---------- Provided data ----------
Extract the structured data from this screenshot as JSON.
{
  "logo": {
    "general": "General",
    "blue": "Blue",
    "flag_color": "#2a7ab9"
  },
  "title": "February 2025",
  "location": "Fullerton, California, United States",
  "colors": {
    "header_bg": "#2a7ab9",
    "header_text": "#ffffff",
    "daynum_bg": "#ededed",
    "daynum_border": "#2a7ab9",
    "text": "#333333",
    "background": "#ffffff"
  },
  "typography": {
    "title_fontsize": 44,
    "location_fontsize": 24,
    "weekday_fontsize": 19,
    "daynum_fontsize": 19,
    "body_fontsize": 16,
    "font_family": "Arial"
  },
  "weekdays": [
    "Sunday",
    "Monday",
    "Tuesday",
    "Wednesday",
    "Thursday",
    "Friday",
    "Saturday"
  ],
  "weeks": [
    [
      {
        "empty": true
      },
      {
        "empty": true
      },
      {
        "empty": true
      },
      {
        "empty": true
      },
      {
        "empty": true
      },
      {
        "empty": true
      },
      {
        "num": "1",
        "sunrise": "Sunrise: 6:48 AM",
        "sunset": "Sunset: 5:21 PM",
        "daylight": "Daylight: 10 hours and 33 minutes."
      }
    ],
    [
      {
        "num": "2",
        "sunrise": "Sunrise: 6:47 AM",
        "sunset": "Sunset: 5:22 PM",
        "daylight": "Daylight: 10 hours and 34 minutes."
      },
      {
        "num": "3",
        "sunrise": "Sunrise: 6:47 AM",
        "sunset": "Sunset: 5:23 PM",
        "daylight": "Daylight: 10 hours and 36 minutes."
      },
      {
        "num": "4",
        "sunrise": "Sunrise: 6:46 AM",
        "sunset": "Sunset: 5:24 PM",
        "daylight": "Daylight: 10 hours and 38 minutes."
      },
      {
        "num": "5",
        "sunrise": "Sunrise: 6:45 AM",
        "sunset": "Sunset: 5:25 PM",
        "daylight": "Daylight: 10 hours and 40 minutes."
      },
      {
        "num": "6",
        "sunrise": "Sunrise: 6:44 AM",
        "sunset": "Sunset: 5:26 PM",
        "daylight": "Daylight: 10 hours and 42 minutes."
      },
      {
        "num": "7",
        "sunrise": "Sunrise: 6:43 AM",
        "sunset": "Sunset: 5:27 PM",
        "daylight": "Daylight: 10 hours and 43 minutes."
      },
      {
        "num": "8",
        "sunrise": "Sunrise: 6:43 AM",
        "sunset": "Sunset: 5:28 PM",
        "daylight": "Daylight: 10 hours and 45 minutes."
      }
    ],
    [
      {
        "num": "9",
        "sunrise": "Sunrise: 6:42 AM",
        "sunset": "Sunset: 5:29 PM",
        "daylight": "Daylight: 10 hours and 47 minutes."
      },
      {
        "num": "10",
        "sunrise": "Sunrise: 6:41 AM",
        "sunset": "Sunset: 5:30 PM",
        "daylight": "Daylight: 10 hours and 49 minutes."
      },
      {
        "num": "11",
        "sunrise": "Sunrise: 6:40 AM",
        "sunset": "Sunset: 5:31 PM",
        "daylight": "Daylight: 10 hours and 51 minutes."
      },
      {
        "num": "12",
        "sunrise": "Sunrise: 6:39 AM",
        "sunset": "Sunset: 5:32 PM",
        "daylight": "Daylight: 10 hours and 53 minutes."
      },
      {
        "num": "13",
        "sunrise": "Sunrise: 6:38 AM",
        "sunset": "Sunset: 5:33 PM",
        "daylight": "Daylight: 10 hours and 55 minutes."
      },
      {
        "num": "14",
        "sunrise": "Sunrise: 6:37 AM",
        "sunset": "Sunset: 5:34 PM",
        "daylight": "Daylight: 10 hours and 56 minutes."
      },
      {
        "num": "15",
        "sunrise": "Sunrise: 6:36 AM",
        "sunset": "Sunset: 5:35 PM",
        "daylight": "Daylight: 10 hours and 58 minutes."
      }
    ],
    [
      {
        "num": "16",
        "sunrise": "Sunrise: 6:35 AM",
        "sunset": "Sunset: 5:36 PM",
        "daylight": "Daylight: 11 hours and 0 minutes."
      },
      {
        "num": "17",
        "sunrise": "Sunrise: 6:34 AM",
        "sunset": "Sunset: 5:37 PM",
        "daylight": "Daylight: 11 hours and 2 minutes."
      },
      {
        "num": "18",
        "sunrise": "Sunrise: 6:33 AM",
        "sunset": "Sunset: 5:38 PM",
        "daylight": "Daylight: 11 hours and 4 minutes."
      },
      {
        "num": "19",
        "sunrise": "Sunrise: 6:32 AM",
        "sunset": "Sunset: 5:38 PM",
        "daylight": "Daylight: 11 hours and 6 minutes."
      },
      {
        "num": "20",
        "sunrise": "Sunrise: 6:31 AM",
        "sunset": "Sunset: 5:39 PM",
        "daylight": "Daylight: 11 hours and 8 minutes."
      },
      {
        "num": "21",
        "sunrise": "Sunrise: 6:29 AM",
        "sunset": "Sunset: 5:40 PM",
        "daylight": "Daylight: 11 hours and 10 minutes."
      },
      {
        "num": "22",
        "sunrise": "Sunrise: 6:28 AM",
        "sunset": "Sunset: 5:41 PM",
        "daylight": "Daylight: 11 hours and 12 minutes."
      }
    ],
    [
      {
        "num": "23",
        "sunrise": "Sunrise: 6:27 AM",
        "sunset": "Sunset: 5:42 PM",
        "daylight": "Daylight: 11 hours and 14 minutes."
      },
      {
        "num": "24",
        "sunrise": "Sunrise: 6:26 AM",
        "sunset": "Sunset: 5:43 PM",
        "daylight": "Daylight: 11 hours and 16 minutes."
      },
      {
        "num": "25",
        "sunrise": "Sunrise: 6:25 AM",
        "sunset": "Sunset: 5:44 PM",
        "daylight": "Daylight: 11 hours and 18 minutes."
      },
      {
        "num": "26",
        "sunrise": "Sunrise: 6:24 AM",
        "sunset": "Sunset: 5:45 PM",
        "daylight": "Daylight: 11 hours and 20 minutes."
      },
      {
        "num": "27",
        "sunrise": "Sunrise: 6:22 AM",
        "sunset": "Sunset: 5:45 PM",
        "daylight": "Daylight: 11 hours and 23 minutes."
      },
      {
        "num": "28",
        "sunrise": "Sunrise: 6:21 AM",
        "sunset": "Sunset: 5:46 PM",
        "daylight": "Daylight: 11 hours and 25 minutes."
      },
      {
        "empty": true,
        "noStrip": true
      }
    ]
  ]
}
----------
Your instructions: Output each entry precisely as given.

Task result:
Extract the structured data from this screenshot as JSON.
{
  "logo": {
    "general": "General",
    "blue": "Blue",
    "flag_color": "#2a7ab9"
  },
  "title": "February 2025",
  "location": "Fullerton, California, United States",
  "colors": {
    "header_bg": "#2a7ab9",
    "header_text": "#ffffff",
    "daynum_bg": "#ededed",
    "daynum_border": "#2a7ab9",
    "text": "#333333",
    "background": "#ffffff"
  },
  "typography": {
    "title_fontsize": 44,
    "location_fontsize": 24,
    "weekday_fontsize": 19,
    "daynum_fontsize": 19,
    "body_fontsize": 16,
    "font_family": "Arial"
  },
  "weekdays": [
    "Sunday",
    "Monday",
    "Tuesday",
    "Wednesday",
    "Thursday",
    "Friday",
    "Saturday"
  ],
  "weeks": [
    [
      {
        "empty": true
      },
      {
        "empty": true
      },
      {
        "empty": true
      },
      {
        "empty": true
      },
      {
        "empty": true
      },
      {
        "empty": true
      },
      {
        "num": "1",
        "sunrise": "Sunrise: 6:48 AM",
        "sunset": "Sunset: 5:21 PM",
        "daylight": "Daylight: 10 hours and 33 minutes."
      }
    ],
    [
      {
        "num": "2",
        "sunrise": "Sunrise: 6:47 AM",
        "sunset": "Sunset: 5:22 PM",
        "daylight": "Daylight: 10 hours and 34 minutes."
      },
      {
        "num": "3",
        "sunrise": "Sunrise: 6:47 AM",
        "sunset": "Sunset: 5:23 PM",
        "daylight": "Daylight: 10 hours and 36 minutes."
      },
      {
        "num": "4",
        "sunrise": "Sunrise: 6:46 AM",
        "sunset": "Sunset: 5:24 PM",
        "daylight": "Daylight: 10 hours and 38 minutes."
      },
      {
        "num": "5",
        "sunrise": "Sunrise: 6:45 AM",
        "sunset": "Sunset: 5:25 PM",
        "daylight": "Daylight: 10 hours and 40 minutes."
      },
      {
        "num": "6",
        "sunrise": "Sunrise: 6:44 AM",
        "sunset": "Sunset: 5:26 PM",
        "daylight": "Daylight: 10 hours and 42 minutes."
      },
      {
        "num": "7",
        "sunrise": "Sunrise: 6:43 AM",
        "sunset": "Sunset: 5:27 PM",
        "daylight": "Daylight: 10 hours and 43 minutes."
      },
      {
        "num": "8",
        "sunrise": "Sunrise: 6:43 AM",
        "sunset": "Sunset: 5:28 PM",
        "daylight": "Daylight: 10 hours and 45 minutes."
      }
    ],
    [
      {
        "num": "9",
        "sunrise": "Sunrise: 6:42 AM",
        "sunset": "Sunset: 5:29 PM",
        "daylight": "Daylight: 10 hours and 47 minutes."
      },
      {
        "num": "10",
        "sunrise": "Sunrise: 6:41 AM",
        "sunset": "Sunset: 5:30 PM",
        "daylight": "Daylight: 10 hours and 49 minutes."
      },
      {
        "num": "11",
        "sunrise": "Sunrise: 6:40 AM",
        "sunset": "Sunset: 5:31 PM",
        "daylight": "Daylight: 10 hours and 51 minutes."
      },
      {
        "num": "12",
        "sunrise": "Sunrise: 6:39 AM",
        "sunset": "Sunset: 5:32 PM",
        "daylight": "Daylight: 10 hours and 53 minutes."
      },
      {
        "num": "13",
        "sunrise": "Sunrise: 6:38 AM",
        "sunset": "Sunset: 5:33 PM",
        "daylight": "Daylight: 10 hours and 55 minutes."
      },
      {
        "num": "14",
        "sunrise": "Sunrise: 6:37 AM",
        "sunset": "Sunset: 5:34 PM",
        "daylight": "Daylight: 10 hours and 56 minutes."
      },
      {
        "num": "15",
        "sunrise": "Sunrise: 6:36 AM",
        "sunset": "Sunset: 5:35 PM",
        "daylight": "Daylight: 10 hours and 58 minutes."
      }
    ],
    [
      {
        "num": "16",
        "sunrise": "Sunrise: 6:35 AM",
        "sunset": "Sunset: 5:36 PM",
        "daylight": "Daylight: 11 hours and 0 minutes."
      },
      {
        "num": "17",
        "sunrise": "Sunrise: 6:34 AM",
        "sunset": "Sunset: 5:37 PM",
        "daylight": "Daylight: 11 hours and 2 minutes."
      },
      {
        "num": "18",
        "sunrise": "Sunrise: 6:33 AM",
        "sunset": "Sunset: 5:38 PM",
        "daylight": "Daylight: 11 hours and 4 minutes."
      },
      {
        "num": "19",
        "sunrise": "Sunrise: 6:32 AM",
        "sunset": "Sunset: 5:38 PM",
        "daylight": "Daylight: 11 hours and 6 minutes."
      },
      {
        "num": "20",
        "sunrise": "Sunrise: 6:31 AM",
        "sunset": "Sunset: 5:39 PM",
        "daylight": "Daylight: 11 hours and 8 minutes."
      },
      {
        "num": "21",
        "sunrise": "Sunrise: 6:29 AM",
        "sunset": "Sunset: 5:40 PM",
        "daylight": "Daylight: 11 hours and 10 minutes."
      },
      {
        "num": "22",
        "sunrise": "Sunrise: 6:28 AM",
        "sunset": "Sunset: 5:41 PM",
        "daylight": "Daylight: 11 hours and 12 minutes."
      }
    ],
    [
      {
        "num": "23",
        "sunrise": "Sunrise: 6:27 AM",
        "sunset": "Sunset: 5:42 PM",
        "daylight": "Daylight: 11 hours and 14 minutes."
      },
      {
        "num": "24",
        "sunrise": "Sunrise: 6:26 AM",
        "sunset": "Sunset: 5:43 PM",
        "daylight": "Daylight: 11 hours and 16 minutes."
      },
      {
        "num": "25",
        "sunrise": "Sunrise: 6:25 AM",
        "sunset": "Sunset: 5:44 PM",
        "daylight": "Daylight: 11 hours and 18 minutes."
      },
      {
        "num": "26",
        "sunrise": "Sunrise: 6:24 AM",
        "sunset": "Sunset: 5:45 PM",
        "daylight": "Daylight: 11 hours and 20 minutes."
      },
      {
        "num": "27",
        "sunrise": "Sunrise: 6:22 AM",
        "sunset": "Sunset: 5:45 PM",
        "daylight": "Daylight: 11 hours and 23 minutes."
      },
      {
        "num": "28",
        "sunrise": "Sunrise: 6:21 AM",
        "sunset": "Sunset: 5:46 PM",
        "daylight": "Daylight: 11 hours and 25 minutes."
      },
      {
        "empty": true,
        "noStrip": true
      }
    ]
  ]
}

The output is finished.